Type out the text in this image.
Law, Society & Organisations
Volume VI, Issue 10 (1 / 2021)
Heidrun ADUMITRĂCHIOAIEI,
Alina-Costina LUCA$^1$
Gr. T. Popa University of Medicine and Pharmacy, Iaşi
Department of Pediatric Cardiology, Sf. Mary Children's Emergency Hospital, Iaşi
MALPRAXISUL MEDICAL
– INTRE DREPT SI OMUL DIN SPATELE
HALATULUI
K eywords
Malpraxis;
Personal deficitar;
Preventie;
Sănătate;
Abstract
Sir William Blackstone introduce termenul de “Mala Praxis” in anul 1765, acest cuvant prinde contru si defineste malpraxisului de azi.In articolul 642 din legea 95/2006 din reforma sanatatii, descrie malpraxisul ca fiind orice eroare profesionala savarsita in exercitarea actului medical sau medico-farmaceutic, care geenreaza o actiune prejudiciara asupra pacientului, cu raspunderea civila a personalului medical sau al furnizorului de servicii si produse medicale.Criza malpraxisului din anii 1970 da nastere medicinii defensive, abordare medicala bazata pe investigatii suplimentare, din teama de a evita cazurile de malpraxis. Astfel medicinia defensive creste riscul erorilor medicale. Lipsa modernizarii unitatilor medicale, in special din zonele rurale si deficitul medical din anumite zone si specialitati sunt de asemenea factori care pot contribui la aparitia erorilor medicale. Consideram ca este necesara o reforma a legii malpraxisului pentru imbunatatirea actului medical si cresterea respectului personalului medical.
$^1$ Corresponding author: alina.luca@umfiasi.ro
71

+ + + +

*Exercise brief*. Which lines contain the word "Iaşi"? Copy each of them.

*Result below*.
Gr. T. Popa University of Medicine and Pharmacy, Iaşi
Department of Pediatric Cardiology, Sf. Mary Children's Emergency Hospital, Iaşi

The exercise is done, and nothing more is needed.